___ DATA FOR REVIEW ___

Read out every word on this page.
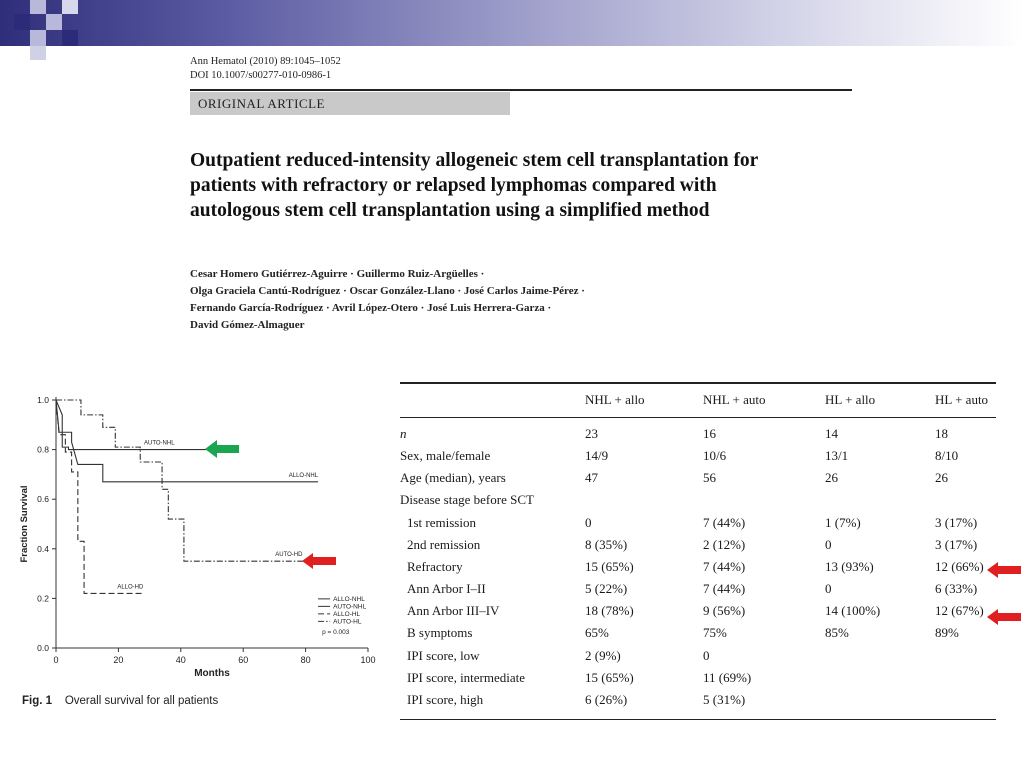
Ann Hematol (2010) 89:1045–1052
DOI 10.1007/s00277-010-0986-1
ORIGINAL ARTICLE
Outpatient reduced-intensity allogeneic stem cell transplantation for patients with refractory or relapsed lymphomas compared with autologous stem cell transplantation using a simplified method
Cesar Homero Gutiérrez-Aguirre · Guillermo Ruiz-Argüelles ·
Olga Graciela Cantú-Rodríguez · Oscar González-Llano · José Carlos Jaime-Pérez ·
Fernando García-Rodríguez · Avril López-Otero · José Luis Herrera-Garza ·
David Gómez-Almaguer
0	20	40	60	80	100
0.0
0.2
0.4
0.6
0.8
1.0
Months
Fraction Survival
ALLO-NHL
AUTO-NHL
ALLO-HD
AUTO-HD
ALLO-NHL
AUTO-NHL
ALLO-HL
AUTO-HL
p = 0.003
Fig. 1 Overall survival for all patients
NHL + allo	NHL + auto	HL + allo	HL + auto
n	23	16	14	18
Sex, male/female	14/9	10/6	13/1	8/10
Age (median), years	47	56	26	26
Disease stage before SCT
1st remission	0	7 (44%)	1 (7%)	3 (17%)
2nd remission	8 (35%)	2 (12%)	0	3 (17%)
Refractory	15 (65%)	7 (44%)	13 (93%)	12 (66%)
Ann Arbor I–II	5 (22%)	7 (44%)	0	6 (33%)
Ann Arbor III–IV	18 (78%)	9 (56%)	14 (100%)	12 (67%)
B symptoms	65%	75%	85%	89%
IPI score, low	2 (9%)	0
IPI score, intermediate	15 (65%)	11 (69%)
IPI score, high	6 (26%)	5 (31%)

___

**DIRECTIONS FOR THIS TASK**:
Whenever a line of the data includes "score", copy that line.

**RESULT BELOW**:
IPI score, low	2 (9%)	0
IPI score, intermediate	15 (65%)	11 (69%)
IPI score, high	6 (26%)	5 (31%)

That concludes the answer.